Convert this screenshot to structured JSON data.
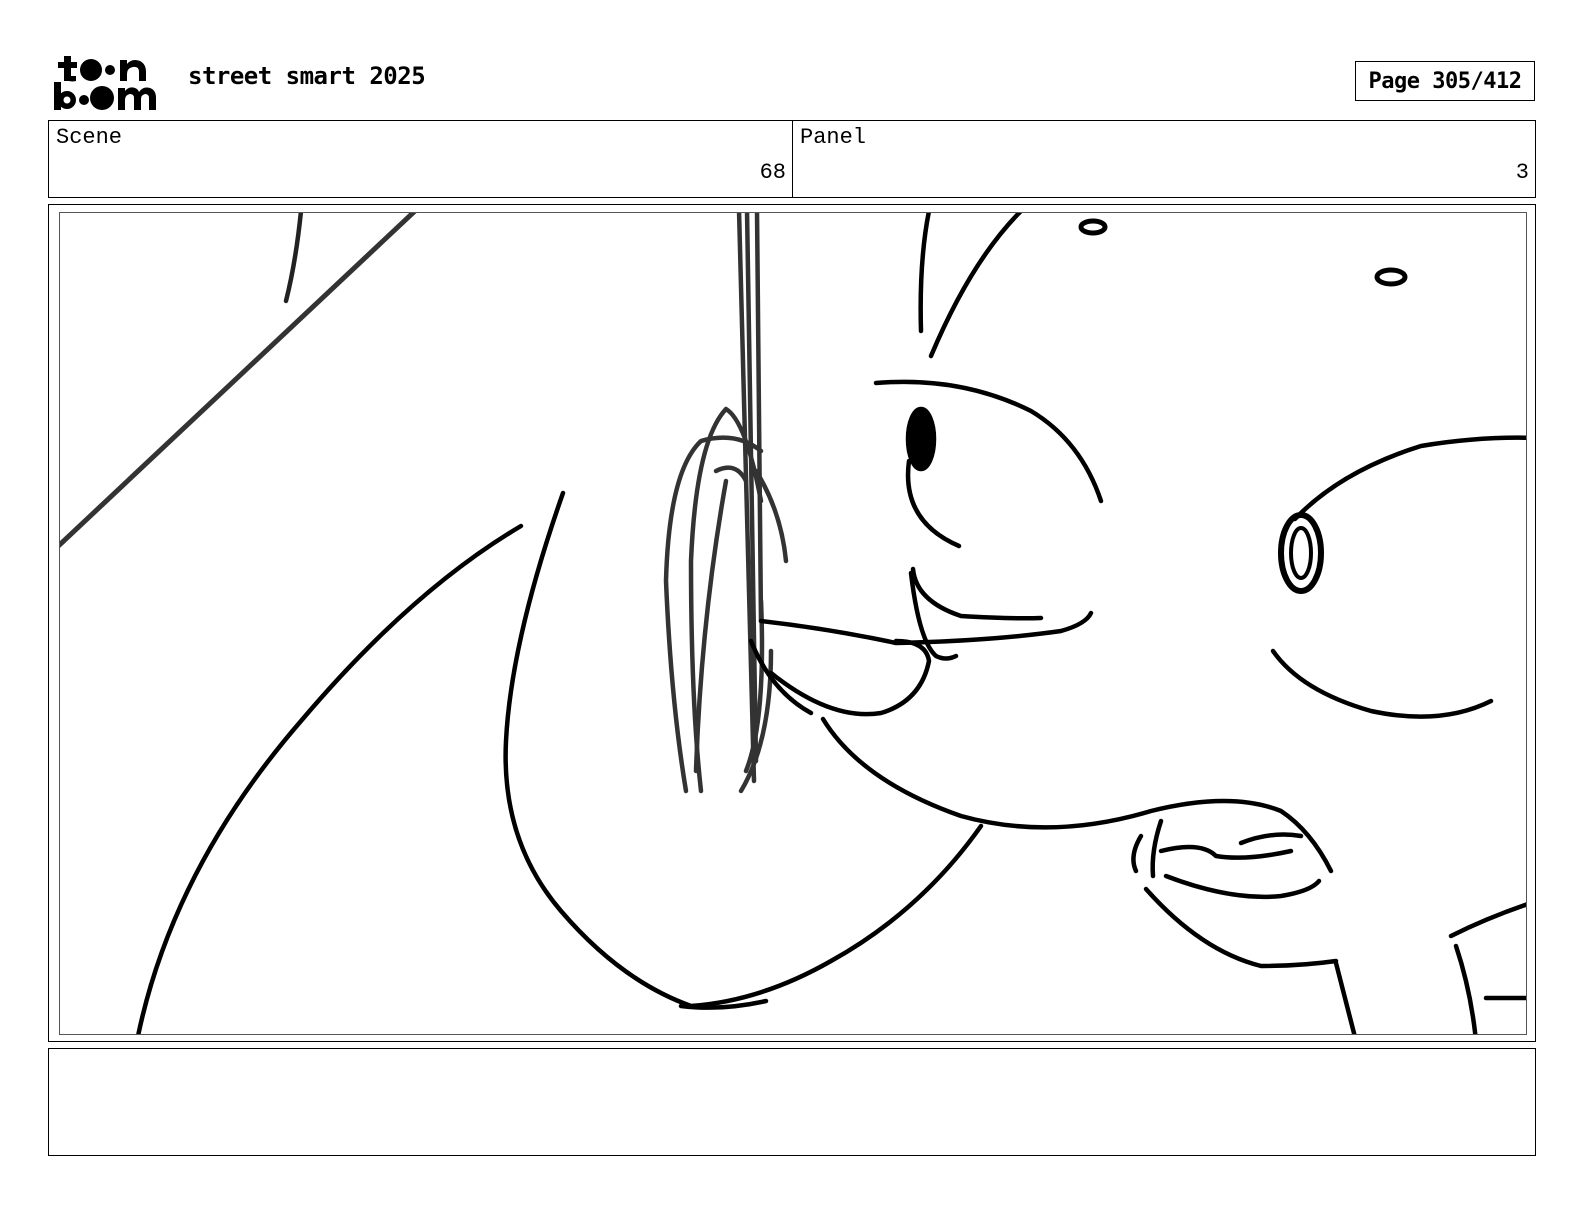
{
  "header": {
    "logo_text": "toon boom",
    "project_title": "street smart 2025",
    "page_label": "Page 305/412"
  },
  "info": {
    "scene_label": "Scene",
    "scene_value": "68",
    "panel_label": "Panel",
    "panel_value": "3"
  },
  "notes": {
    "text": ""
  },
  "colors": {
    "ink": "#000000",
    "frame_border": "#555555",
    "background": "#ffffff"
  }
}
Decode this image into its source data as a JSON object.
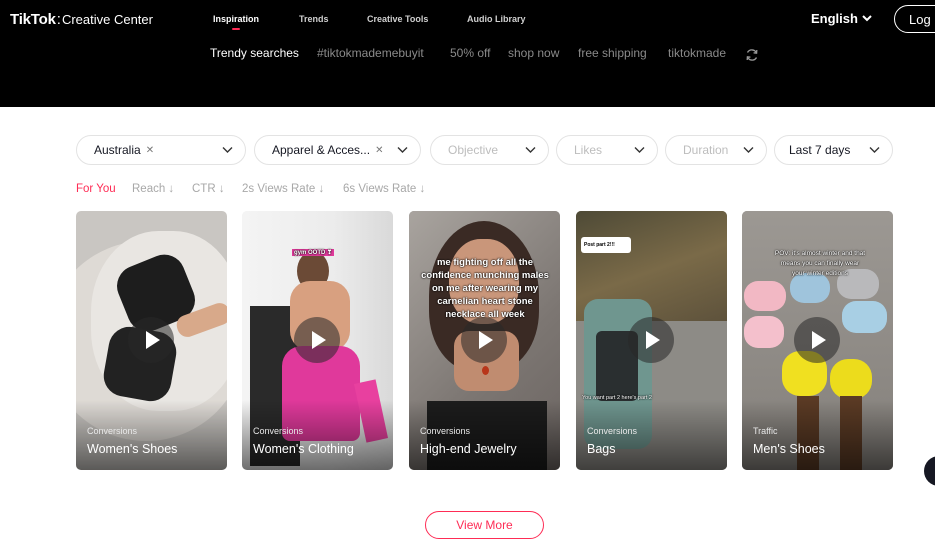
{
  "header": {
    "logo_brand": "TikTok",
    "logo_sep": ":",
    "logo_sub": "Creative Center",
    "nav": [
      "Inspiration",
      "Trends",
      "Creative Tools",
      "Audio Library"
    ],
    "language": "English",
    "login": "Log"
  },
  "trending": {
    "label": "Trendy searches",
    "keywords": [
      "#tiktokmademebuyit",
      "50% off",
      "shop now",
      "free shipping",
      "tiktokmade"
    ]
  },
  "filters": {
    "region": "Australia",
    "industry": "Apparel & Acces...",
    "objective": "Objective",
    "likes": "Likes",
    "duration": "Duration",
    "period": "Last 7 days"
  },
  "sort_tabs": [
    "For You",
    "Reach ↓",
    "CTR ↓",
    "2s Views Rate ↓",
    "6s Views Rate ↓"
  ],
  "cards": [
    {
      "objective": "Conversions",
      "industry": "Women's Shoes"
    },
    {
      "objective": "Conversions",
      "industry": "Women's Clothing",
      "overlay": "gym OOTD ❣"
    },
    {
      "objective": "Conversions",
      "industry": "High-end Jewelry",
      "overlay": "me fighting off all the confidence munching males on me after wearing my carnelian heart stone necklace all week"
    },
    {
      "objective": "Conversions",
      "industry": "Bags",
      "overlay_top": "Post part 2!!!",
      "overlay_bottom": "You want part 2 here's part 2"
    },
    {
      "objective": "Traffic",
      "industry": "Men's Shoes",
      "overlay": "POV: it's almost winter and that means you can finally wear your winter editions"
    }
  ],
  "view_more": "View More",
  "colors": {
    "accent": "#fe2c55",
    "header_bg": "#000000"
  }
}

- _Task objective_
Exactly the lines from the one with "Decode this image" through the end of the records should be written out, and only those. Pictures do not belong in the copy.

- _Correct answer_
Decode this image into its source data as a JSON object.
{
  "header": {
    "logo_brand": "TikTok",
    "logo_sep": ":",
    "logo_sub": "Creative Center",
    "nav": [
      "Inspiration",
      "Trends",
      "Creative Tools",
      "Audio Library"
    ],
    "language": "English",
    "login": "Log"
  },
  "trending": {
    "label": "Trendy searches",
    "keywords": [
      "#tiktokmademebuyit",
      "50% off",
      "shop now",
      "free shipping",
      "tiktokmade"
    ]
  },
  "filters": {
    "region": "Australia",
    "industry": "Apparel & Acces...",
    "objective": "Objective",
    "likes": "Likes",
    "duration": "Duration",
    "period": "Last 7 days"
  },
  "sort_tabs": [
    "For You",
    "Reach ↓",
    "CTR ↓",
    "2s Views Rate ↓",
    "6s Views Rate ↓"
  ],
  "cards": [
    {
      "objective": "Conversions",
      "industry": "Women's Shoes"
    },
    {
      "objective": "Conversions",
      "industry": "Women's Clothing",
      "overlay": "gym OOTD ❣"
    },
    {
      "objective": "Conversions",
      "industry": "High-end Jewelry",
      "overlay": "me fighting off all the confidence munching males on me after wearing my carnelian heart stone necklace all week"
    },
    {
      "objective": "Conversions",
      "industry": "Bags",
      "overlay_top": "Post part 2!!!",
      "overlay_bottom": "You want part 2 here's part 2"
    },
    {
      "objective": "Traffic",
      "industry": "Men's Shoes",
      "overlay": "POV: it's almost winter and that means you can finally wear your winter editions"
    }
  ],
  "view_more": "View More",
  "colors": {
    "accent": "#fe2c55",
    "header_bg": "#000000"
  }
}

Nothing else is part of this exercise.